● **TO DO**
Write out the records that appear below, verbatim and complete, but without pictures.

Figure record extracts
"""
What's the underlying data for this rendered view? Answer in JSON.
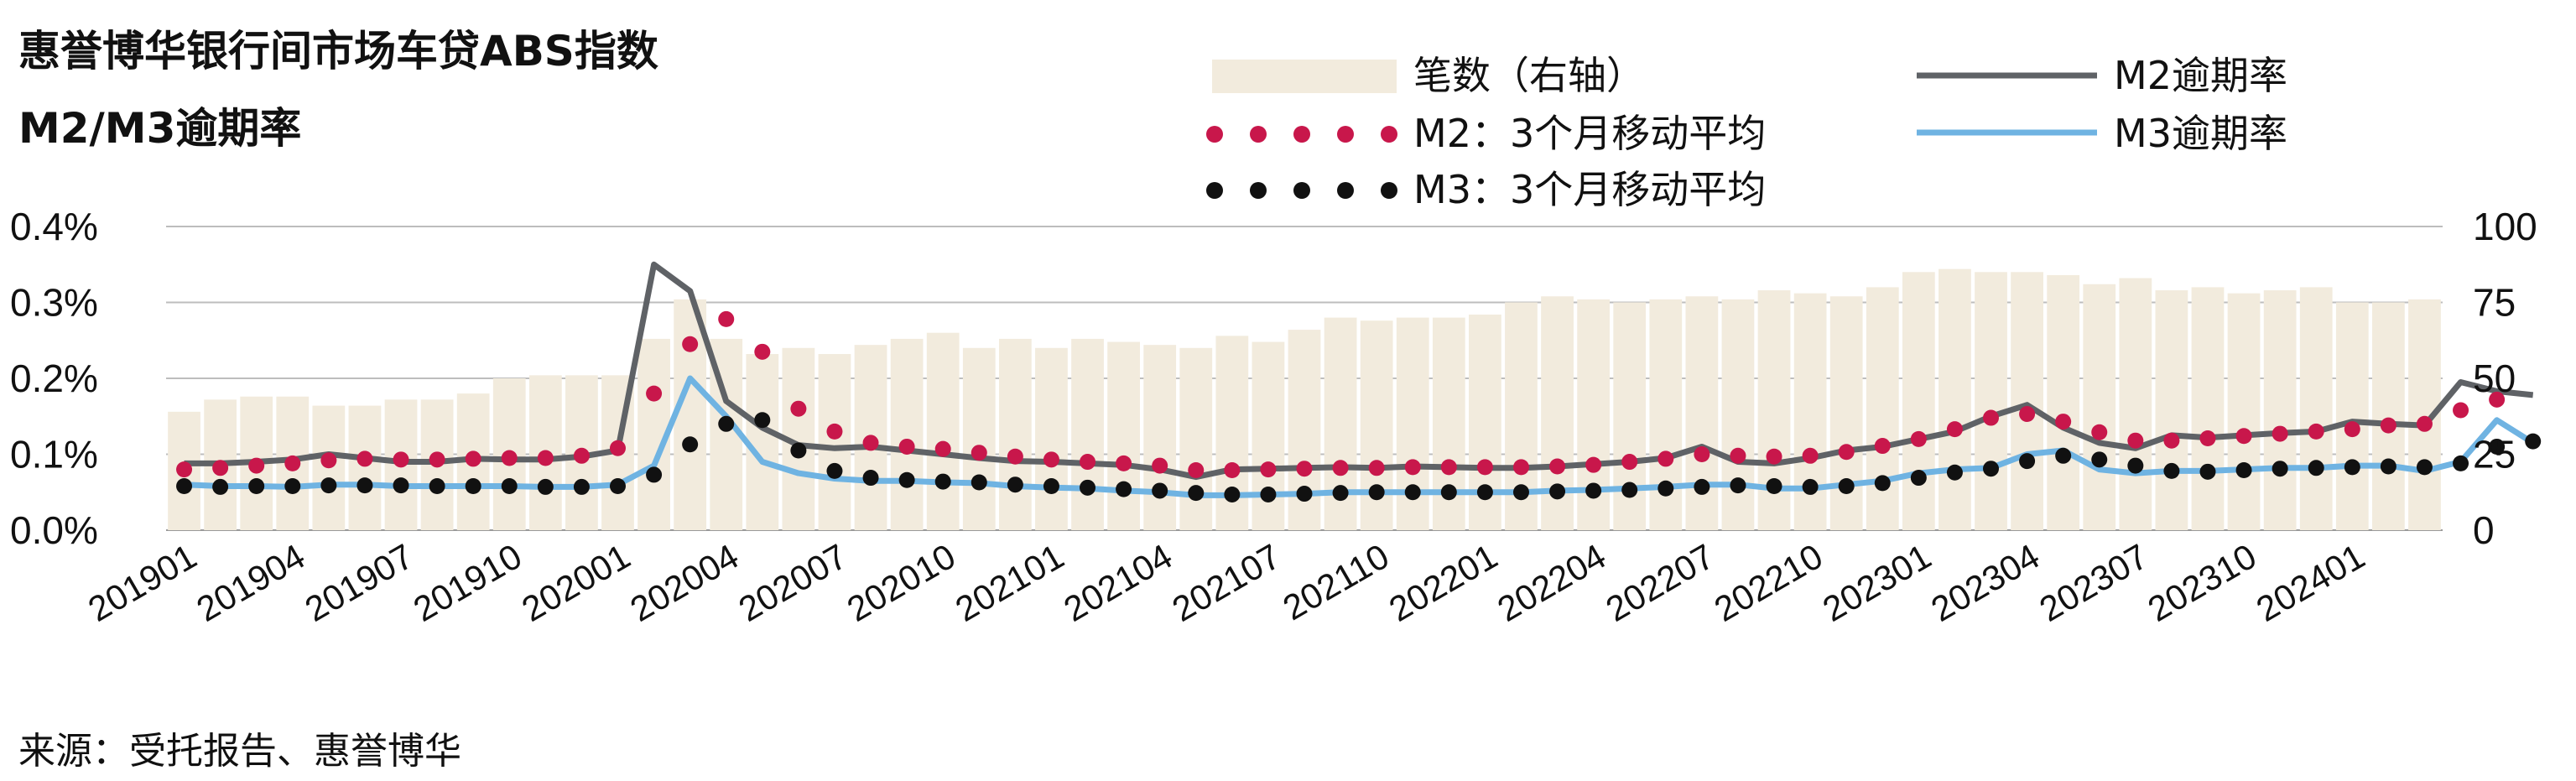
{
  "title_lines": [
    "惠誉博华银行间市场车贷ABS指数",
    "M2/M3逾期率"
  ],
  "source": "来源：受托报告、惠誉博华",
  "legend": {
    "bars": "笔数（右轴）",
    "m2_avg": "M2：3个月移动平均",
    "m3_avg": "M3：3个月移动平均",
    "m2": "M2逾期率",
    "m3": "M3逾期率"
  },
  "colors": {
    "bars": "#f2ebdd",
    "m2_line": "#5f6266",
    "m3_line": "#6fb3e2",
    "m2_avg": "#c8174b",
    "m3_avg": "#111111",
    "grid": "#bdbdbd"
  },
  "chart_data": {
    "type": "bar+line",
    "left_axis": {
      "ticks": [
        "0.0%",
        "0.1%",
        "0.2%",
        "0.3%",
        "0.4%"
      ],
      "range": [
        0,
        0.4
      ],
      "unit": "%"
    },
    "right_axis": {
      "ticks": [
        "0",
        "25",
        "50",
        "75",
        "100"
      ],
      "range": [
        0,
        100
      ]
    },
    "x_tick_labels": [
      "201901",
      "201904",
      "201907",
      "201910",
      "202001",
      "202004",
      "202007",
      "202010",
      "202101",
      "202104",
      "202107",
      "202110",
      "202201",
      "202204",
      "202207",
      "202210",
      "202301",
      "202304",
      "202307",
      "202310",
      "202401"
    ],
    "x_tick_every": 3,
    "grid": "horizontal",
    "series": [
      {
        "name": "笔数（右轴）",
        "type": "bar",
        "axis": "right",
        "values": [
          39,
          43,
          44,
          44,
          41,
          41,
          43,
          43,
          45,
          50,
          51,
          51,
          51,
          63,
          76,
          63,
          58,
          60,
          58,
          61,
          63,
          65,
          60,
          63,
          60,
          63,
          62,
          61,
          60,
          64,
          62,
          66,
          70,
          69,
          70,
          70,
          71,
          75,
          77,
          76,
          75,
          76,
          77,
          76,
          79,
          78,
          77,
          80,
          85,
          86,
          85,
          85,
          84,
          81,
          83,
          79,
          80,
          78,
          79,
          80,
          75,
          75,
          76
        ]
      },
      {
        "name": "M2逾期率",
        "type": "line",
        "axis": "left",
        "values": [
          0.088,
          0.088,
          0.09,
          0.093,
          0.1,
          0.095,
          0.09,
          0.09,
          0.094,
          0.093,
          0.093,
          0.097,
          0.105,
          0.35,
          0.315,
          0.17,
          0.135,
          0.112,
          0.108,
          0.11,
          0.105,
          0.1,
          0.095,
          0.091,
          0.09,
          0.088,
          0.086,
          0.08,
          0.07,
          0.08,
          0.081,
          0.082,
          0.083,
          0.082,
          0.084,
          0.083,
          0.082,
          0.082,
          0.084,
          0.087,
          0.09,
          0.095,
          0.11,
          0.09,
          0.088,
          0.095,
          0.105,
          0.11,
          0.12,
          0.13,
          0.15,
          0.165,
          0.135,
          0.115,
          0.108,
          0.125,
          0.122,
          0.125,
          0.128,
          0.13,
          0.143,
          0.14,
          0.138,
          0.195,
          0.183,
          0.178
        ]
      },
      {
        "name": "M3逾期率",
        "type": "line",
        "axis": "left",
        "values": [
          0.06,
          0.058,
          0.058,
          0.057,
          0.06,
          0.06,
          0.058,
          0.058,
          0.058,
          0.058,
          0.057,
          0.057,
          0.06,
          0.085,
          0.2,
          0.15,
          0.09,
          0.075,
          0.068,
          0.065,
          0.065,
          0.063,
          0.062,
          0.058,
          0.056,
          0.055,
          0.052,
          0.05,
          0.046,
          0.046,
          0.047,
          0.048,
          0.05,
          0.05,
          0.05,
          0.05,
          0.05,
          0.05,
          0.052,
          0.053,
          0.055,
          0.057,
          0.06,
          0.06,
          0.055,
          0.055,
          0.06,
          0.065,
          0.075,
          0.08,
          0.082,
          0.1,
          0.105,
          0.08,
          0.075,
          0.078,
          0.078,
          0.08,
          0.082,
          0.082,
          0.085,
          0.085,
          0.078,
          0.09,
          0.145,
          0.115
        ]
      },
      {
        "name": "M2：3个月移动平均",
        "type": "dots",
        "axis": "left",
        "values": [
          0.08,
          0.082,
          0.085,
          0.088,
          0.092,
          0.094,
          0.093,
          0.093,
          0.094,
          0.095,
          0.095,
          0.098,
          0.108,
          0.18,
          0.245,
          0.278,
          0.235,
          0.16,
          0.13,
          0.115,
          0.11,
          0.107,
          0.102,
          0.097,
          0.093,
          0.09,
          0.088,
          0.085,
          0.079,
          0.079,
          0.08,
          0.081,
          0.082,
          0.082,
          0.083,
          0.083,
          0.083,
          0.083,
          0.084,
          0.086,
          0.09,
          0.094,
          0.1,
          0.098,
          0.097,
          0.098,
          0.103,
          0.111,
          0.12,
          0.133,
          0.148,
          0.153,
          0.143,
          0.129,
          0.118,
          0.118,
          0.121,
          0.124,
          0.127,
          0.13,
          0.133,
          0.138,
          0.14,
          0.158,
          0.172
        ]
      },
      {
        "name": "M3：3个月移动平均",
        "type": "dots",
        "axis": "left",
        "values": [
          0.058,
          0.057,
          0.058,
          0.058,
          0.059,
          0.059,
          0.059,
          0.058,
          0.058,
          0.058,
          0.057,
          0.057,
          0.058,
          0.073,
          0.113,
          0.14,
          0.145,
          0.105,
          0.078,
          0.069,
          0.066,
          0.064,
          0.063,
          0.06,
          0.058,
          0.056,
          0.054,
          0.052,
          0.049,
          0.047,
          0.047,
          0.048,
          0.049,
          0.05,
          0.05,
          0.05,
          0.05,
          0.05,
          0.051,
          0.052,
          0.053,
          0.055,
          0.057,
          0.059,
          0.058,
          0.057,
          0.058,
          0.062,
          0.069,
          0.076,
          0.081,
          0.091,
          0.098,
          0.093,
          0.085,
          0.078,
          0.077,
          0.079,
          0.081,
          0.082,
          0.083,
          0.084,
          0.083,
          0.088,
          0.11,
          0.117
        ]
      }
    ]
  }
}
"""
● **REPLY**
What's the underlying data for this rendered view? Answer in JSON.
{
  "title_lines": [
    "惠誉博华银行间市场车贷ABS指数",
    "M2/M3逾期率"
  ],
  "source": "来源：受托报告、惠誉博华",
  "legend": {
    "bars": "笔数（右轴）",
    "m2_avg": "M2：3个月移动平均",
    "m3_avg": "M3：3个月移动平均",
    "m2": "M2逾期率",
    "m3": "M3逾期率"
  },
  "colors": {
    "bars": "#f2ebdd",
    "m2_line": "#5f6266",
    "m3_line": "#6fb3e2",
    "m2_avg": "#c8174b",
    "m3_avg": "#111111",
    "grid": "#bdbdbd"
  },
  "chart_data": {
    "type": "bar+line",
    "left_axis": {
      "ticks": [
        "0.0%",
        "0.1%",
        "0.2%",
        "0.3%",
        "0.4%"
      ],
      "range": [
        0,
        0.4
      ],
      "unit": "%"
    },
    "right_axis": {
      "ticks": [
        "0",
        "25",
        "50",
        "75",
        "100"
      ],
      "range": [
        0,
        100
      ]
    },
    "x_tick_labels": [
      "201901",
      "201904",
      "201907",
      "201910",
      "202001",
      "202004",
      "202007",
      "202010",
      "202101",
      "202104",
      "202107",
      "202110",
      "202201",
      "202204",
      "202207",
      "202210",
      "202301",
      "202304",
      "202307",
      "202310",
      "202401"
    ],
    "x_tick_every": 3,
    "grid": "horizontal",
    "series": [
      {
        "name": "笔数（右轴）",
        "type": "bar",
        "axis": "right",
        "values": [
          39,
          43,
          44,
          44,
          41,
          41,
          43,
          43,
          45,
          50,
          51,
          51,
          51,
          63,
          76,
          63,
          58,
          60,
          58,
          61,
          63,
          65,
          60,
          63,
          60,
          63,
          62,
          61,
          60,
          64,
          62,
          66,
          70,
          69,
          70,
          70,
          71,
          75,
          77,
          76,
          75,
          76,
          77,
          76,
          79,
          78,
          77,
          80,
          85,
          86,
          85,
          85,
          84,
          81,
          83,
          79,
          80,
          78,
          79,
          80,
          75,
          75,
          76
        ]
      },
      {
        "name": "M2逾期率",
        "type": "line",
        "axis": "left",
        "values": [
          0.088,
          0.088,
          0.09,
          0.093,
          0.1,
          0.095,
          0.09,
          0.09,
          0.094,
          0.093,
          0.093,
          0.097,
          0.105,
          0.35,
          0.315,
          0.17,
          0.135,
          0.112,
          0.108,
          0.11,
          0.105,
          0.1,
          0.095,
          0.091,
          0.09,
          0.088,
          0.086,
          0.08,
          0.07,
          0.08,
          0.081,
          0.082,
          0.083,
          0.082,
          0.084,
          0.083,
          0.082,
          0.082,
          0.084,
          0.087,
          0.09,
          0.095,
          0.11,
          0.09,
          0.088,
          0.095,
          0.105,
          0.11,
          0.12,
          0.13,
          0.15,
          0.165,
          0.135,
          0.115,
          0.108,
          0.125,
          0.122,
          0.125,
          0.128,
          0.13,
          0.143,
          0.14,
          0.138,
          0.195,
          0.183,
          0.178
        ]
      },
      {
        "name": "M3逾期率",
        "type": "line",
        "axis": "left",
        "values": [
          0.06,
          0.058,
          0.058,
          0.057,
          0.06,
          0.06,
          0.058,
          0.058,
          0.058,
          0.058,
          0.057,
          0.057,
          0.06,
          0.085,
          0.2,
          0.15,
          0.09,
          0.075,
          0.068,
          0.065,
          0.065,
          0.063,
          0.062,
          0.058,
          0.056,
          0.055,
          0.052,
          0.05,
          0.046,
          0.046,
          0.047,
          0.048,
          0.05,
          0.05,
          0.05,
          0.05,
          0.05,
          0.05,
          0.052,
          0.053,
          0.055,
          0.057,
          0.06,
          0.06,
          0.055,
          0.055,
          0.06,
          0.065,
          0.075,
          0.08,
          0.082,
          0.1,
          0.105,
          0.08,
          0.075,
          0.078,
          0.078,
          0.08,
          0.082,
          0.082,
          0.085,
          0.085,
          0.078,
          0.09,
          0.145,
          0.115
        ]
      },
      {
        "name": "M2：3个月移动平均",
        "type": "dots",
        "axis": "left",
        "values": [
          0.08,
          0.082,
          0.085,
          0.088,
          0.092,
          0.094,
          0.093,
          0.093,
          0.094,
          0.095,
          0.095,
          0.098,
          0.108,
          0.18,
          0.245,
          0.278,
          0.235,
          0.16,
          0.13,
          0.115,
          0.11,
          0.107,
          0.102,
          0.097,
          0.093,
          0.09,
          0.088,
          0.085,
          0.079,
          0.079,
          0.08,
          0.081,
          0.082,
          0.082,
          0.083,
          0.083,
          0.083,
          0.083,
          0.084,
          0.086,
          0.09,
          0.094,
          0.1,
          0.098,
          0.097,
          0.098,
          0.103,
          0.111,
          0.12,
          0.133,
          0.148,
          0.153,
          0.143,
          0.129,
          0.118,
          0.118,
          0.121,
          0.124,
          0.127,
          0.13,
          0.133,
          0.138,
          0.14,
          0.158,
          0.172
        ]
      },
      {
        "name": "M3：3个月移动平均",
        "type": "dots",
        "axis": "left",
        "values": [
          0.058,
          0.057,
          0.058,
          0.058,
          0.059,
          0.059,
          0.059,
          0.058,
          0.058,
          0.058,
          0.057,
          0.057,
          0.058,
          0.073,
          0.113,
          0.14,
          0.145,
          0.105,
          0.078,
          0.069,
          0.066,
          0.064,
          0.063,
          0.06,
          0.058,
          0.056,
          0.054,
          0.052,
          0.049,
          0.047,
          0.047,
          0.048,
          0.049,
          0.05,
          0.05,
          0.05,
          0.05,
          0.05,
          0.051,
          0.052,
          0.053,
          0.055,
          0.057,
          0.059,
          0.058,
          0.057,
          0.058,
          0.062,
          0.069,
          0.076,
          0.081,
          0.091,
          0.098,
          0.093,
          0.085,
          0.078,
          0.077,
          0.079,
          0.081,
          0.082,
          0.083,
          0.084,
          0.083,
          0.088,
          0.11,
          0.117
        ]
      }
    ]
  }
}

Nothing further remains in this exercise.